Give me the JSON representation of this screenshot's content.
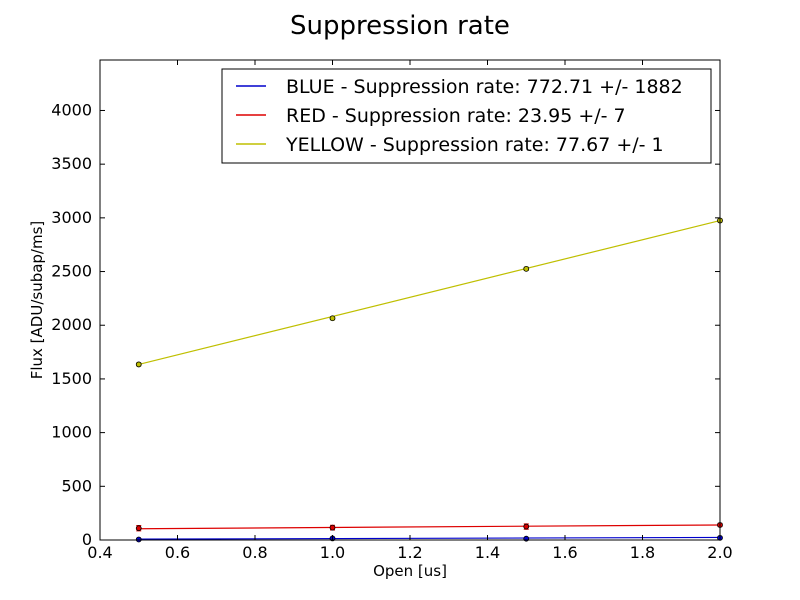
{
  "chart_data": {
    "type": "line",
    "title": "Suppression rate",
    "xlabel": "Open [us]",
    "ylabel": "Flux [ADU/subap/ms]",
    "xlim": [
      0.4,
      2.0
    ],
    "ylim": [
      0,
      4470
    ],
    "xticks": [
      0.4,
      0.6,
      0.8,
      1.0,
      1.2,
      1.4,
      1.6,
      1.8,
      2.0
    ],
    "xtick_labels": [
      "0.4",
      "0.6",
      "0.8",
      "1.0",
      "1.2",
      "1.4",
      "1.6",
      "1.8",
      "2.0"
    ],
    "yticks": [
      0,
      500,
      1000,
      1500,
      2000,
      2500,
      3000,
      3500,
      4000
    ],
    "yticks_labels": [
      "0",
      "500",
      "1000",
      "1500",
      "2000",
      "2500",
      "3000",
      "3500",
      "4000"
    ],
    "grid": false,
    "legend_position": "top-right",
    "series": [
      {
        "name": "BLUE - Suppression rate: 772.71 +/- 1882",
        "color": "#0000cc",
        "points": {
          "x": [
            0.5,
            1.0,
            1.5,
            2.0
          ],
          "y": [
            5,
            15,
            12,
            20
          ],
          "err": [
            8,
            8,
            8,
            8
          ]
        },
        "fit": {
          "x": [
            0.5,
            2.0
          ],
          "y": [
            8,
            24
          ]
        }
      },
      {
        "name": "RED - Suppression rate: 23.95 +/- 7",
        "color": "#dd0000",
        "points": {
          "x": [
            0.5,
            1.0,
            1.5,
            2.0
          ],
          "y": [
            110,
            115,
            125,
            140
          ],
          "err": [
            25,
            22,
            25,
            15
          ]
        },
        "fit": {
          "x": [
            0.5,
            2.0
          ],
          "y": [
            105,
            140
          ]
        }
      },
      {
        "name": "YELLOW - Suppression rate: 77.67 +/- 1",
        "color": "#bfbf00",
        "points": {
          "x": [
            0.5,
            1.0,
            1.5,
            2.0
          ],
          "y": [
            1635,
            2065,
            2525,
            2975
          ],
          "err": [
            15,
            15,
            15,
            15
          ]
        },
        "fit": {
          "x": [
            0.5,
            2.0
          ],
          "y": [
            1635,
            2975
          ]
        }
      }
    ]
  }
}
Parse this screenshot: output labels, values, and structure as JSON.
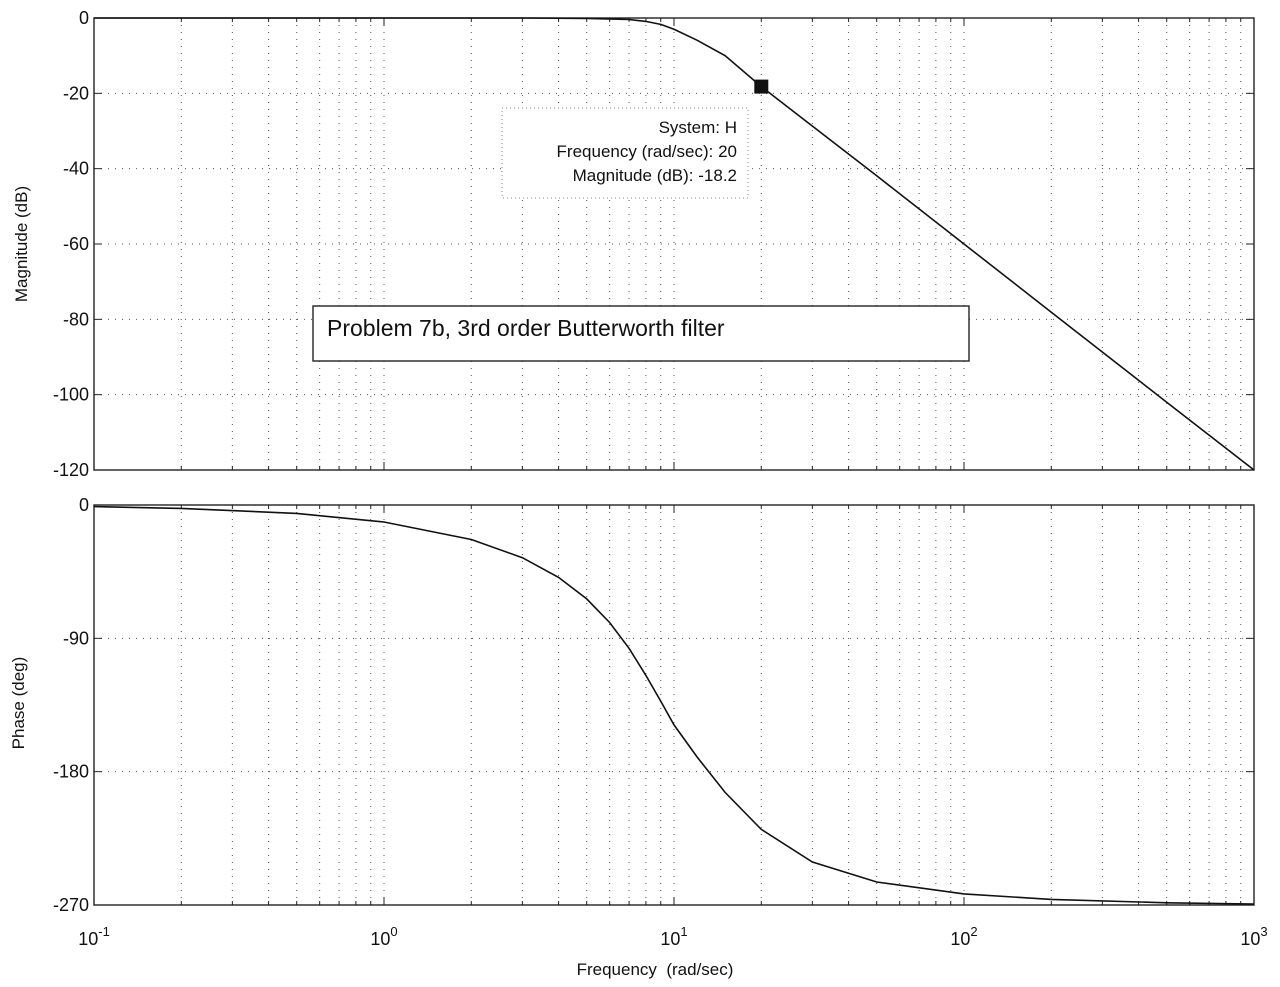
{
  "chart_data": [
    {
      "type": "line",
      "xscale": "log",
      "xlim": [
        0.1,
        1000
      ],
      "ylim": [
        -120,
        0
      ],
      "ylabel": "Magnitude (dB)",
      "yticks": [
        0,
        -20,
        -40,
        -60,
        -80,
        -100,
        -120
      ],
      "ytick_labels": [
        "0",
        "-20",
        "-40",
        "-60",
        "-80",
        "-100",
        "-120"
      ],
      "grid": true,
      "series": [
        {
          "x": [
            0.1,
            0.2,
            0.5,
            1,
            2,
            3,
            5,
            7,
            8,
            9,
            10,
            12,
            15,
            20,
            30,
            50,
            100,
            200,
            500,
            1000
          ],
          "values": [
            0,
            0,
            0,
            0,
            0,
            0,
            -0.1,
            -0.4,
            -0.9,
            -1.7,
            -3.0,
            -5.9,
            -10.0,
            -18.2,
            -28.7,
            -41.9,
            -60.0,
            -78.1,
            -102.0,
            -120.0
          ]
        }
      ],
      "datatip": {
        "x": 20,
        "y": -18.2,
        "lines": [
          "System: H",
          "Frequency (rad/sec): 20",
          "Magnitude (dB): -18.2"
        ]
      },
      "annotation": "Problem 7b, 3rd order Butterworth filter"
    },
    {
      "type": "line",
      "xscale": "log",
      "xlim": [
        0.1,
        1000
      ],
      "ylim": [
        -270,
        0
      ],
      "ylabel": "Phase (deg)",
      "xlabel": "Frequency  (rad/sec)",
      "yticks": [
        0,
        -90,
        -180,
        -270
      ],
      "ytick_labels": [
        "0",
        "-90",
        "-180",
        "-270"
      ],
      "xticks": [
        {
          "base": "10",
          "exp": "-1"
        },
        {
          "base": "10",
          "exp": "0"
        },
        {
          "base": "10",
          "exp": "1"
        },
        {
          "base": "10",
          "exp": "2"
        },
        {
          "base": "10",
          "exp": "3"
        }
      ],
      "grid": true,
      "series": [
        {
          "x": [
            0.1,
            0.2,
            0.5,
            1,
            2,
            3,
            4,
            5,
            6,
            7,
            8,
            9,
            10,
            12,
            15,
            20,
            30,
            50,
            100,
            200,
            500,
            1000
          ],
          "values": [
            -1.1,
            -2.3,
            -5.7,
            -11.5,
            -23.3,
            -35.6,
            -48.9,
            -63.4,
            -79.4,
            -96.8,
            -115.0,
            -132.4,
            -148.4,
            -170.0,
            -194.0,
            -219.0,
            -241.0,
            -254.5,
            -262.5,
            -266.2,
            -268.5,
            -269.3
          ]
        }
      ]
    }
  ]
}
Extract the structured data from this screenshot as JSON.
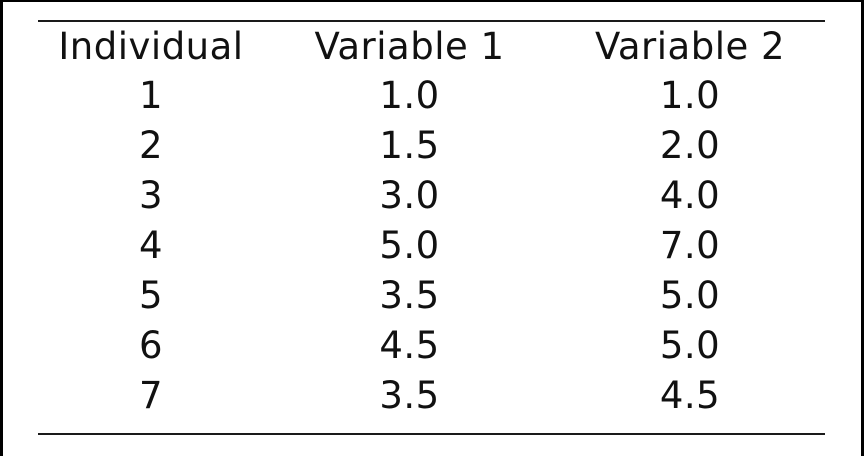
{
  "table": {
    "columns": [
      "Individual",
      "Variable 1",
      "Variable 2"
    ],
    "rows": [
      [
        "1",
        "1.0",
        "1.0"
      ],
      [
        "2",
        "1.5",
        "2.0"
      ],
      [
        "3",
        "3.0",
        "4.0"
      ],
      [
        "4",
        "5.0",
        "7.0"
      ],
      [
        "5",
        "3.5",
        "5.0"
      ],
      [
        "6",
        "4.5",
        "5.0"
      ],
      [
        "7",
        "3.5",
        "4.5"
      ]
    ]
  }
}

┄┄┄┄┄┄┄┄┄┄┄┄┄┄┄┄┄┄┄┄

Find all the lines containing "xlabel" in the material, then copy them.

◆ Answer in full
    "xlabel": "Open [us]",
      "xlabel": "Frequency  (rad/sec)",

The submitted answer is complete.